## PROBLEM DETAILS
Repeat the rows word for word, beginning at the start of the rows and ending with the line containing "member-name: 经管-赖华侹 <box>446", both ends included.
## begin INFORMATION PROVIDED
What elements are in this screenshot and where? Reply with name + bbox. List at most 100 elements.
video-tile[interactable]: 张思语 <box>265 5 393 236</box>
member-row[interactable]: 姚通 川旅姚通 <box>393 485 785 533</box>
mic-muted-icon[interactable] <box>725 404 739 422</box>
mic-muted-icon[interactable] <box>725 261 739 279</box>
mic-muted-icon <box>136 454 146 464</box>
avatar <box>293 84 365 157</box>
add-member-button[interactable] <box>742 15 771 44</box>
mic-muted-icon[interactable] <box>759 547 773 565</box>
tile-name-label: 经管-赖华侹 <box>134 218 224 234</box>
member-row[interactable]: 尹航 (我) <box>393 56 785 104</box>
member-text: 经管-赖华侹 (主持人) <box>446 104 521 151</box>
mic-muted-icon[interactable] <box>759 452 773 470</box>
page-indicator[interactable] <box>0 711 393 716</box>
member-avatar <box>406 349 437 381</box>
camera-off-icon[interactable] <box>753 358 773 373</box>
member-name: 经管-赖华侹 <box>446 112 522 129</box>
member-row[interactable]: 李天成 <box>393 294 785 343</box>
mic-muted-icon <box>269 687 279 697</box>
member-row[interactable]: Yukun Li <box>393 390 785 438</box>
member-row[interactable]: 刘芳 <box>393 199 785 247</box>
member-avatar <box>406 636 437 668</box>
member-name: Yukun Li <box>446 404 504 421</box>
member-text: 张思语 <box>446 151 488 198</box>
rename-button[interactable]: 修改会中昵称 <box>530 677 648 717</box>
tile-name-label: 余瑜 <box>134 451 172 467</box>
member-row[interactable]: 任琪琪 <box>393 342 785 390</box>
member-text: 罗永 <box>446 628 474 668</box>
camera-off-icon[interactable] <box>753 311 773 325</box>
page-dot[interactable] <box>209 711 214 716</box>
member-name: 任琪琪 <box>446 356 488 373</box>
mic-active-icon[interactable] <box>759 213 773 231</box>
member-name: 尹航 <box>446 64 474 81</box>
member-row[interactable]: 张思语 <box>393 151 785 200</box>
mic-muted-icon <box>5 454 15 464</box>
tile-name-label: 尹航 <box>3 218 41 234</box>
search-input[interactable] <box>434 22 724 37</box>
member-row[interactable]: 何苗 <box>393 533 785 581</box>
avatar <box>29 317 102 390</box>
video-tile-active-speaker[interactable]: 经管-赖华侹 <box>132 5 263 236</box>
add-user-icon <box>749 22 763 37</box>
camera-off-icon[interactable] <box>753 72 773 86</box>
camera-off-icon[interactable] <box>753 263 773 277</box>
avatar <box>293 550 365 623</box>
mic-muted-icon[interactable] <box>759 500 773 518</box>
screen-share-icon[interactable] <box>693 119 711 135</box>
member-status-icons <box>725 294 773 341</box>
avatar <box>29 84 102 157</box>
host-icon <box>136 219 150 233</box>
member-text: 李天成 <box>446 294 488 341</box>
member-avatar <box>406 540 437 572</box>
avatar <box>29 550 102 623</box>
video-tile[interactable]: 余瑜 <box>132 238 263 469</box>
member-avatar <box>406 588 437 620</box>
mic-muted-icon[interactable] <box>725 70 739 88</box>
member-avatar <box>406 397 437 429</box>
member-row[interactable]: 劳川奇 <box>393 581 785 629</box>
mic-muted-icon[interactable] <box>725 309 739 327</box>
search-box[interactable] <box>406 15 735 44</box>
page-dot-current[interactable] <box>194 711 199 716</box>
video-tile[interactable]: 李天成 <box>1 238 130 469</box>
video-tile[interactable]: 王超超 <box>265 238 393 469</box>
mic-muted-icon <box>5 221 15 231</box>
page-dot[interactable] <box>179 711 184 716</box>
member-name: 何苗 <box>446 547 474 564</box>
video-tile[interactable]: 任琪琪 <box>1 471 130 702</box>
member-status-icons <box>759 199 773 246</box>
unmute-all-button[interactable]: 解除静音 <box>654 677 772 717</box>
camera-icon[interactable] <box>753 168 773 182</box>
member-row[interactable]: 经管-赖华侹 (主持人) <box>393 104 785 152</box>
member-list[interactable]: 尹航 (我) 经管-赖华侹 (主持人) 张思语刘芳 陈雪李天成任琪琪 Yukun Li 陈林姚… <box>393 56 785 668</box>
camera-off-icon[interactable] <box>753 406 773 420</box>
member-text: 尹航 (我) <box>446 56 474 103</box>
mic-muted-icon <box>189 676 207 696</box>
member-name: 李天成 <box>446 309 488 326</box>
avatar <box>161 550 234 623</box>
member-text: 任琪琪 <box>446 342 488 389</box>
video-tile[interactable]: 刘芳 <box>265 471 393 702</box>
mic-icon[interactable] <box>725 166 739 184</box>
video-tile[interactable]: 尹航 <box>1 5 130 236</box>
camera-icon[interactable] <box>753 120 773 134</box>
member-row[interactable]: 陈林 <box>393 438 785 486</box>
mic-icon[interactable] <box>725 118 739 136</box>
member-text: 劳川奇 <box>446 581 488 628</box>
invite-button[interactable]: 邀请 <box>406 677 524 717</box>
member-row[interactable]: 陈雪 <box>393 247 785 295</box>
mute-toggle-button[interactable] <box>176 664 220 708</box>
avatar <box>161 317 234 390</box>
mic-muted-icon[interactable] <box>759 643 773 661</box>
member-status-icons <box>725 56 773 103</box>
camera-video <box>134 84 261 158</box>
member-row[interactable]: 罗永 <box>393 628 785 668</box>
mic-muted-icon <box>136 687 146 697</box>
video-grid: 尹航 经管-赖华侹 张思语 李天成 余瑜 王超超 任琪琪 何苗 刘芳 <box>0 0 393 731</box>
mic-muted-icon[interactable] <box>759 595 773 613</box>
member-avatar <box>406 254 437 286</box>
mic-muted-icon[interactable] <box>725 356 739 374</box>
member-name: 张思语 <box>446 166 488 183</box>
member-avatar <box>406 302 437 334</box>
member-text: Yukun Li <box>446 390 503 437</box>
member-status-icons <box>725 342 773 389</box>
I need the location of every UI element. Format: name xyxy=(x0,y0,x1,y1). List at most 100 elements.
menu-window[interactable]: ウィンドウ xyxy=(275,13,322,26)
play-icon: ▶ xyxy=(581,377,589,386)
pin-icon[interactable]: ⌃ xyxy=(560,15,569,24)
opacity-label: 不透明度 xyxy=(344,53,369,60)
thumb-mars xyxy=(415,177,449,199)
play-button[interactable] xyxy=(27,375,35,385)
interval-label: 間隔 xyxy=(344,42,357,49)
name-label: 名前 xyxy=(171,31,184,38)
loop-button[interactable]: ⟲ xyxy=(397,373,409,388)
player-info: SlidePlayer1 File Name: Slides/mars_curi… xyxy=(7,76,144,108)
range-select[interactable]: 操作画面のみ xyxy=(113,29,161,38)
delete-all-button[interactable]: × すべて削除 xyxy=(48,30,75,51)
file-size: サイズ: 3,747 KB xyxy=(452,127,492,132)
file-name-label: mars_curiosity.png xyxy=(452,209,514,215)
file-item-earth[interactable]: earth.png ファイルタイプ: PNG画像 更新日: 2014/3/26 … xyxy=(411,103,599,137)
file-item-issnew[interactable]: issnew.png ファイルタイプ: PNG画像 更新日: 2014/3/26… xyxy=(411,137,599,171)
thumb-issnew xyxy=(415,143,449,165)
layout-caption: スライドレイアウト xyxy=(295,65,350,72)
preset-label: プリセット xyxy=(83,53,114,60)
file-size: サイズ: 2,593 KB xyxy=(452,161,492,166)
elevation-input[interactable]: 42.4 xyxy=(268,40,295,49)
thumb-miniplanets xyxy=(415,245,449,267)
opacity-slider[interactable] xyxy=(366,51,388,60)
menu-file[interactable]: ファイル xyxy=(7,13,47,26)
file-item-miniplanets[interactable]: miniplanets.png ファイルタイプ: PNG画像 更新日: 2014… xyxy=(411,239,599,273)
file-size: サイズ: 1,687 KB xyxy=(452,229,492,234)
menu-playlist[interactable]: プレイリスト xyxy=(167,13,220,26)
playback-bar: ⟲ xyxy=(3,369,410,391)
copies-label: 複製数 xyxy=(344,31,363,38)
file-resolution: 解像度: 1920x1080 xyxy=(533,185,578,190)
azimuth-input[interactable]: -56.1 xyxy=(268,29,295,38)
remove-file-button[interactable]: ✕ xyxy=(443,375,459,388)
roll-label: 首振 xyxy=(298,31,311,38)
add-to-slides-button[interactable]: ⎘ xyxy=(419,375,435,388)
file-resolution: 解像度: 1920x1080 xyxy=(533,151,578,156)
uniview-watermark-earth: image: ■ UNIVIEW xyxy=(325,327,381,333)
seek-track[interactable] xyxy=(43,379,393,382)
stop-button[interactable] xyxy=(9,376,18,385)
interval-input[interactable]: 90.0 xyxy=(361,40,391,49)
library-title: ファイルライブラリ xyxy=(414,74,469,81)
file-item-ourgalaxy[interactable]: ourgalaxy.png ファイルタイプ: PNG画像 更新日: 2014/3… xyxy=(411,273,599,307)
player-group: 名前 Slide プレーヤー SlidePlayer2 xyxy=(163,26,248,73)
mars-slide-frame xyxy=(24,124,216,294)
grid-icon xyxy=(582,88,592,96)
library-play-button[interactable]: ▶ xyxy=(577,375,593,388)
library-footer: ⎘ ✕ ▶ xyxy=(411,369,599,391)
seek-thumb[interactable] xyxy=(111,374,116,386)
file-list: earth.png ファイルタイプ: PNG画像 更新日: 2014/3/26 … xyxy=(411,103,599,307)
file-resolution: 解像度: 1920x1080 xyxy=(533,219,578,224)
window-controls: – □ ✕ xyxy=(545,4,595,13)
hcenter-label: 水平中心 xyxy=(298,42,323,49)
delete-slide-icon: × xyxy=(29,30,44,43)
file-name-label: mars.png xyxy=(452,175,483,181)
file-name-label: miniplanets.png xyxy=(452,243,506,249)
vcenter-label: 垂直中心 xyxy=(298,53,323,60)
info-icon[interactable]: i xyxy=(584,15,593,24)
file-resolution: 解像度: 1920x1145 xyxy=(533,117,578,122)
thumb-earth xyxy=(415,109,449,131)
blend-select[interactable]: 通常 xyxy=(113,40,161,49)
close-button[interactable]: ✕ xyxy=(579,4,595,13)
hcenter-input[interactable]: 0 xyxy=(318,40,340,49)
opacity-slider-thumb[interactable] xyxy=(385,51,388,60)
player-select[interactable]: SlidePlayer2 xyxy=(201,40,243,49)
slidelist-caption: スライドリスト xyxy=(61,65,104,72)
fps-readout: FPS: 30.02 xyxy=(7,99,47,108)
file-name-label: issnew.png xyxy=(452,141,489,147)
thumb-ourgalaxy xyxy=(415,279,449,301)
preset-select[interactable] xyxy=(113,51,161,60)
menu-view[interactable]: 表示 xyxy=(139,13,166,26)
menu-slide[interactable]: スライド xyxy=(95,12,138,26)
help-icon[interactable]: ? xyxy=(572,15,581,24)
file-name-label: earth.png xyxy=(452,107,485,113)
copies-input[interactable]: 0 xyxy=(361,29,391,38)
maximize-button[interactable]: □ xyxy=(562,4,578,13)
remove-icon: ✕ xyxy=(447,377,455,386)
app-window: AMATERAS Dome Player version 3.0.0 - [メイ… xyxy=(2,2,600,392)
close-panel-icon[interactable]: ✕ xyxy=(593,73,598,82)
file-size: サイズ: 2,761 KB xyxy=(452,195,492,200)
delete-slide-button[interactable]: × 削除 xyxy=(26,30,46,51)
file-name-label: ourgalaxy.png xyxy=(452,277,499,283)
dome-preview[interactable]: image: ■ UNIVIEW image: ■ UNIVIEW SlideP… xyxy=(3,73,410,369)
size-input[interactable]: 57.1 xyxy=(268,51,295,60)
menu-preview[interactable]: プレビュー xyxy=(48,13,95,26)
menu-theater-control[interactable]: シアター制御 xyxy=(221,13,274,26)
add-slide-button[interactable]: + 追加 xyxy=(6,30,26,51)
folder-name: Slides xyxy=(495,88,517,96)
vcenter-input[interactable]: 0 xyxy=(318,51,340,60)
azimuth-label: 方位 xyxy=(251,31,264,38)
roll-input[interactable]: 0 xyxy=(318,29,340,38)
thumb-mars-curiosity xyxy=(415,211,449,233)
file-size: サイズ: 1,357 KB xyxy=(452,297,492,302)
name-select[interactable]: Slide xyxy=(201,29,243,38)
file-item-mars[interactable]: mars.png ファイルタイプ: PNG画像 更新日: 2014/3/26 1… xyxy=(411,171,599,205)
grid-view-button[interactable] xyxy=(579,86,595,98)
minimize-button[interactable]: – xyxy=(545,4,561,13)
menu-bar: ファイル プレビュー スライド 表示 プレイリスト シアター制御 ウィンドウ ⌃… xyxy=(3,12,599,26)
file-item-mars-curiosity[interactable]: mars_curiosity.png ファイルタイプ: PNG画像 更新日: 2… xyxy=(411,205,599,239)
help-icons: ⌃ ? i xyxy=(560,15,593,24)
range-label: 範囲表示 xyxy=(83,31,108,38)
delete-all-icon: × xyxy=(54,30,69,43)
## end INFORMATION PROVIDED
## RESULT OF THIS TASK
What elements are in this screenshot and where? Reply with name + bbox. List at most 100 elements.
video-tile[interactable]: 张思语 <box>265 5 393 236</box>
member-row[interactable]: 姚通 川旅姚通 <box>393 485 785 533</box>
mic-muted-icon[interactable] <box>725 404 739 422</box>
mic-muted-icon[interactable] <box>725 261 739 279</box>
mic-muted-icon <box>136 454 146 464</box>
avatar <box>293 84 365 157</box>
add-member-button[interactable] <box>742 15 771 44</box>
mic-muted-icon[interactable] <box>759 547 773 565</box>
tile-name-label: 经管-赖华侹 <box>134 218 224 234</box>
member-row[interactable]: 尹航 (我) <box>393 56 785 104</box>
member-text: 经管-赖华侹 (主持人) <box>446 104 521 151</box>
mic-muted-icon[interactable] <box>759 452 773 470</box>
page-indicator[interactable] <box>0 711 393 716</box>
member-avatar <box>406 349 437 381</box>
camera-off-icon[interactable] <box>753 358 773 373</box>
member-name: 经管-赖华侹 <box>446 112 522 129</box>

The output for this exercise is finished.